__Task to carry out__. Reproduce the items below verbatim, starting at the first one and ending with the line that contains "y-ticks: 0.00 0.01". Include both ends.

** START OF Given information **

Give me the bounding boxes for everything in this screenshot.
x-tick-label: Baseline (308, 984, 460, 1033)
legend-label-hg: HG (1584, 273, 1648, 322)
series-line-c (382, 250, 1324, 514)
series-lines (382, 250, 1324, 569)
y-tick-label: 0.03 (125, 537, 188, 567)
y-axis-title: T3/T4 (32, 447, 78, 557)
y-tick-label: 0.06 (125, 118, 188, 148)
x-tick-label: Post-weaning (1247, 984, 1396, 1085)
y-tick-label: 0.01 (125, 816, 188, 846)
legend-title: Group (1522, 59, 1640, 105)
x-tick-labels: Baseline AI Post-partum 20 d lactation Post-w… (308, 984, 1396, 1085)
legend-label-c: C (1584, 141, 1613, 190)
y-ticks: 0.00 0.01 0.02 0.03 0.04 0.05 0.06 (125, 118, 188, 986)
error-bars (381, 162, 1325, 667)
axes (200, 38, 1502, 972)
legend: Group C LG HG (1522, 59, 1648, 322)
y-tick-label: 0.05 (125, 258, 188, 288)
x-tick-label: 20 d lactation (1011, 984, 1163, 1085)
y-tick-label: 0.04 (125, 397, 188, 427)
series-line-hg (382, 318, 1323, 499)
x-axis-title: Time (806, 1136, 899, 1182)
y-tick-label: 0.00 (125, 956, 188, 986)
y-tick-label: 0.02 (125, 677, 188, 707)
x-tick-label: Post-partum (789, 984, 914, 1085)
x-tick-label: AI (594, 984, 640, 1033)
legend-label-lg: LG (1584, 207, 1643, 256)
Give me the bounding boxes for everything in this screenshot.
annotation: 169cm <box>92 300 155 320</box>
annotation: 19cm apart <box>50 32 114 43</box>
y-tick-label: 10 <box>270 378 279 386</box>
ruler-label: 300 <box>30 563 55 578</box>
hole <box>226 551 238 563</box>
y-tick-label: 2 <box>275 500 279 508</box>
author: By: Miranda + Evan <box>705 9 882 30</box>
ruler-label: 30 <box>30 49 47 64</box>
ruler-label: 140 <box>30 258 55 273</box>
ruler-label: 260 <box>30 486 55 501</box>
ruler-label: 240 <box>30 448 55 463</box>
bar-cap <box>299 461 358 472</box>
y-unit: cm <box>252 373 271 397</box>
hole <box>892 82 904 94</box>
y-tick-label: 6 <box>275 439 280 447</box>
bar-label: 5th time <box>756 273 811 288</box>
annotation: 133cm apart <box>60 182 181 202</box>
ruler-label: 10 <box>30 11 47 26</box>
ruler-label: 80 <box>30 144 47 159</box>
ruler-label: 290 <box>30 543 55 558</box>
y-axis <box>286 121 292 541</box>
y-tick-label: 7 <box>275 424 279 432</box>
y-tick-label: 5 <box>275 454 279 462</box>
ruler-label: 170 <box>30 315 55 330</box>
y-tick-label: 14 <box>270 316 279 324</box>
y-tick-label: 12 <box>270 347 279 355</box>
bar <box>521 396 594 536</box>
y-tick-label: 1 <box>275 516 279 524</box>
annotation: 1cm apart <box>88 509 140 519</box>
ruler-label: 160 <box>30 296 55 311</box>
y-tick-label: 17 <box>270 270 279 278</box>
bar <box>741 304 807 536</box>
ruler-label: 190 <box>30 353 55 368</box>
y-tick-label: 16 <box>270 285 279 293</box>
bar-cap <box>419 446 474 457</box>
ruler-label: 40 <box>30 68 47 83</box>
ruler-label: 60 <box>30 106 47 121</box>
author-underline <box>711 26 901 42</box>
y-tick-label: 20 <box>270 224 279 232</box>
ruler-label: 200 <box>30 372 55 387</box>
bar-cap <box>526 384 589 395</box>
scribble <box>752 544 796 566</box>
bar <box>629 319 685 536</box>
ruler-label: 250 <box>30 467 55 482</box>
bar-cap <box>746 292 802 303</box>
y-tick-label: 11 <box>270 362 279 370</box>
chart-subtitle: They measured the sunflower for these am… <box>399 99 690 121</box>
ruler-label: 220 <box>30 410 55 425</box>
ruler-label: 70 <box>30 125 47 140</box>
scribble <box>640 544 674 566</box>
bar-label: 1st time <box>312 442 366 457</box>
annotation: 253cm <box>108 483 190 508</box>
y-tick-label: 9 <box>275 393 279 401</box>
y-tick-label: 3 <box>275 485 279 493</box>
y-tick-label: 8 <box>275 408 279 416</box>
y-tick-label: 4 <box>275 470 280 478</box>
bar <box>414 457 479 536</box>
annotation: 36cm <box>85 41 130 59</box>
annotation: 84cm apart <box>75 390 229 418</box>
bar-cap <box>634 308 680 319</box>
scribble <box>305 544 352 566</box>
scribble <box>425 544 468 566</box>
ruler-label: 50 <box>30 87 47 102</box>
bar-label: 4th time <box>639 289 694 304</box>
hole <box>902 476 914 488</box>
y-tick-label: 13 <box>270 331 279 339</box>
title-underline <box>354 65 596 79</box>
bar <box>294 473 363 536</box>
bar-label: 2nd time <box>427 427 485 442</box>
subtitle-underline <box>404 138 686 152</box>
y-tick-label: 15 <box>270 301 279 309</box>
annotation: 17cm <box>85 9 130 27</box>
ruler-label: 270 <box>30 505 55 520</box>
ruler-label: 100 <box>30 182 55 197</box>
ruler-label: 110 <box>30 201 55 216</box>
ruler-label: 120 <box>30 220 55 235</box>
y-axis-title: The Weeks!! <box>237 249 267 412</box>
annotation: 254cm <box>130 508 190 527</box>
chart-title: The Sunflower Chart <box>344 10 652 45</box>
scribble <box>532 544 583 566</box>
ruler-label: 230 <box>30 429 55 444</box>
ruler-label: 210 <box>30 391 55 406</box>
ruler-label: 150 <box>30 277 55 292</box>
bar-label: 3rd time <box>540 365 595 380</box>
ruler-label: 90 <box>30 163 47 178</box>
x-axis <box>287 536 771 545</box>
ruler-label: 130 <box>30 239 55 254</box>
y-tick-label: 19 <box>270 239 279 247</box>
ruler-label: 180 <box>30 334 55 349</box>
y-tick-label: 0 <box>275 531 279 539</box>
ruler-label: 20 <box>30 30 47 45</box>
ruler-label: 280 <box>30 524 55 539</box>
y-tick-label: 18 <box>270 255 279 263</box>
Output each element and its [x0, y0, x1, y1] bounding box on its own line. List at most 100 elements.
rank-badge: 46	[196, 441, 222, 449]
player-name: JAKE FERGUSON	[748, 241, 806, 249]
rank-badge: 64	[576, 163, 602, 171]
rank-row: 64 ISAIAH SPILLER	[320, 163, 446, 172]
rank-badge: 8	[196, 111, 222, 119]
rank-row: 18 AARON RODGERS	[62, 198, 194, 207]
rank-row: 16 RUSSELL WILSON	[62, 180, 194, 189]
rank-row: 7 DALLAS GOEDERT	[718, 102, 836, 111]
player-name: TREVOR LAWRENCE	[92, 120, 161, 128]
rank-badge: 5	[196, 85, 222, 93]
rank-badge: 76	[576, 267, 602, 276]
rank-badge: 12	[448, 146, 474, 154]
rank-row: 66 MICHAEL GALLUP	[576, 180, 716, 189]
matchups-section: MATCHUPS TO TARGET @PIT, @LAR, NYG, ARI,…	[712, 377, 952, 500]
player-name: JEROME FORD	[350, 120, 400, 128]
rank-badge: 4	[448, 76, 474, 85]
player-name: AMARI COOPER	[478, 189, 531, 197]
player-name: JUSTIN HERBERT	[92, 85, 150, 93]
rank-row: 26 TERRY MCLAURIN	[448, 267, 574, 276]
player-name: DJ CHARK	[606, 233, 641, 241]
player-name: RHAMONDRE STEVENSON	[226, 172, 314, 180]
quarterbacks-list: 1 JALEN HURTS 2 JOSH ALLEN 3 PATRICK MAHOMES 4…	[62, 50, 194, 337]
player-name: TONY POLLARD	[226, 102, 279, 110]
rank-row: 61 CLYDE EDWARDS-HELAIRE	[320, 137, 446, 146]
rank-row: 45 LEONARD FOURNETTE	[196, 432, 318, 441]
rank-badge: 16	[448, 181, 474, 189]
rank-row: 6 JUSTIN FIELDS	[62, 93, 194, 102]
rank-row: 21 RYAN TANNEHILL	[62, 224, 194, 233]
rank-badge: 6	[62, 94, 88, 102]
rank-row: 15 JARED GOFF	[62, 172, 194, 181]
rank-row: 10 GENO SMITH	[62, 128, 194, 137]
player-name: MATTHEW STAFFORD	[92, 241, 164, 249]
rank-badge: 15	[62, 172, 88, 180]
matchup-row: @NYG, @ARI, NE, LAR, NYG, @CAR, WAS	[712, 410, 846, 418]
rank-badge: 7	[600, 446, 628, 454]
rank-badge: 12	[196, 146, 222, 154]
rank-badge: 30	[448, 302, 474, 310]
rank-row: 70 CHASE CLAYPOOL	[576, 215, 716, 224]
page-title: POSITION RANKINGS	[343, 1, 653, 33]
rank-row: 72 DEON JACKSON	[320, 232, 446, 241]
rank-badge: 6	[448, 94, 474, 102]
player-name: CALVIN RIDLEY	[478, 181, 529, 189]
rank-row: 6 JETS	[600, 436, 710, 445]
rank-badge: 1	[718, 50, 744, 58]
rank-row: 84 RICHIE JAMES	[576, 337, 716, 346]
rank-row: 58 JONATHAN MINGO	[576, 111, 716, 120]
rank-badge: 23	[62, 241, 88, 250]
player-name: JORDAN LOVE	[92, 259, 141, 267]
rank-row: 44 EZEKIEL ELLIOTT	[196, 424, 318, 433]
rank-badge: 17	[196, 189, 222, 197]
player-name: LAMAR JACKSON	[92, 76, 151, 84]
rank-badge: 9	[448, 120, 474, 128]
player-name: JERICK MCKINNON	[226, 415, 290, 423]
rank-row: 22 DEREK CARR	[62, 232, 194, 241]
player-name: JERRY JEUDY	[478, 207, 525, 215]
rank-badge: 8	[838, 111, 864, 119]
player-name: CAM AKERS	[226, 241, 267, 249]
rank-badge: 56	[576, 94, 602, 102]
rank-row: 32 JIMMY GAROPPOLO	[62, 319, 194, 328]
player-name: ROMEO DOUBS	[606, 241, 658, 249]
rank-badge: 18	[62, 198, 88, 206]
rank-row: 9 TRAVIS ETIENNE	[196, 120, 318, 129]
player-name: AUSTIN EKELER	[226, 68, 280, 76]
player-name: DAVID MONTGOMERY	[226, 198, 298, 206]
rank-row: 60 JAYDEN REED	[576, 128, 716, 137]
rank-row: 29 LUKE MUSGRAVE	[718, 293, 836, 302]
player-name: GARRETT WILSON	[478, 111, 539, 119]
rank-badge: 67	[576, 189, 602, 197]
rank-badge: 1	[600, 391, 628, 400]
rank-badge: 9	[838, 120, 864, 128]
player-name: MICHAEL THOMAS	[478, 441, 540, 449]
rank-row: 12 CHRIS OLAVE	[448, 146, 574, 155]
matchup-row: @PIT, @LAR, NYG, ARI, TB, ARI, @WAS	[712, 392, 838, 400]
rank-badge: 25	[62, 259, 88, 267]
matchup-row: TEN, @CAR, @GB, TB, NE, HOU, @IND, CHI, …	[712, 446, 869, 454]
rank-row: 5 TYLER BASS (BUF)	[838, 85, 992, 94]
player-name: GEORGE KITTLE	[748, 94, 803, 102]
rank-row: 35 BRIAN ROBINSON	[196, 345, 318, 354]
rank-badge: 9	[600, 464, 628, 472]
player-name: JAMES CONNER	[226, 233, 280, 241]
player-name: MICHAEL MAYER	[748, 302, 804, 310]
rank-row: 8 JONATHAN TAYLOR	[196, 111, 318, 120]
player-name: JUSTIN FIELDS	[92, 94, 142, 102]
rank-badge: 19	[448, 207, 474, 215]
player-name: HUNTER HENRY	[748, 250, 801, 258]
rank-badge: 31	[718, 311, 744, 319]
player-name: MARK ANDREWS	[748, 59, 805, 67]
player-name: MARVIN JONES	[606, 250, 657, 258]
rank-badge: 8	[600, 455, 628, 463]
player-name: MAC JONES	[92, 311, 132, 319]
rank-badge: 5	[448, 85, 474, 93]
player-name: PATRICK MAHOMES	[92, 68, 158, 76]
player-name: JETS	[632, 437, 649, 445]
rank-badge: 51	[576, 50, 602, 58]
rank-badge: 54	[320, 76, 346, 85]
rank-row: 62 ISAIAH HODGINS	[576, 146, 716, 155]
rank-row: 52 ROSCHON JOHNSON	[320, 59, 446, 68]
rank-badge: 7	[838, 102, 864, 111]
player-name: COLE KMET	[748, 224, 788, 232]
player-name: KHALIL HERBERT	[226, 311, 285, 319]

** END OF Given information **

__Solved problem__.
Give me the bounding boxes for everything in this screenshot.
x-tick-label: Baseline (308, 984, 460, 1033)
legend-label-hg: HG (1584, 273, 1648, 322)
series-line-c (382, 250, 1324, 514)
series-lines (382, 250, 1324, 569)
y-tick-label: 0.03 (125, 537, 188, 567)
y-axis-title: T3/T4 (32, 447, 78, 557)
y-tick-label: 0.06 (125, 118, 188, 148)
x-tick-label: Post-weaning (1247, 984, 1396, 1085)
y-tick-label: 0.01 (125, 816, 188, 846)
legend-title: Group (1522, 59, 1640, 105)
x-tick-labels: Baseline AI Post-partum 20 d lactation Post-w… (308, 984, 1396, 1085)
legend-label-c: C (1584, 141, 1613, 190)
y-ticks: 0.00 0.01 0.02 0.03 0.04 0.05 0.06 (125, 118, 188, 986)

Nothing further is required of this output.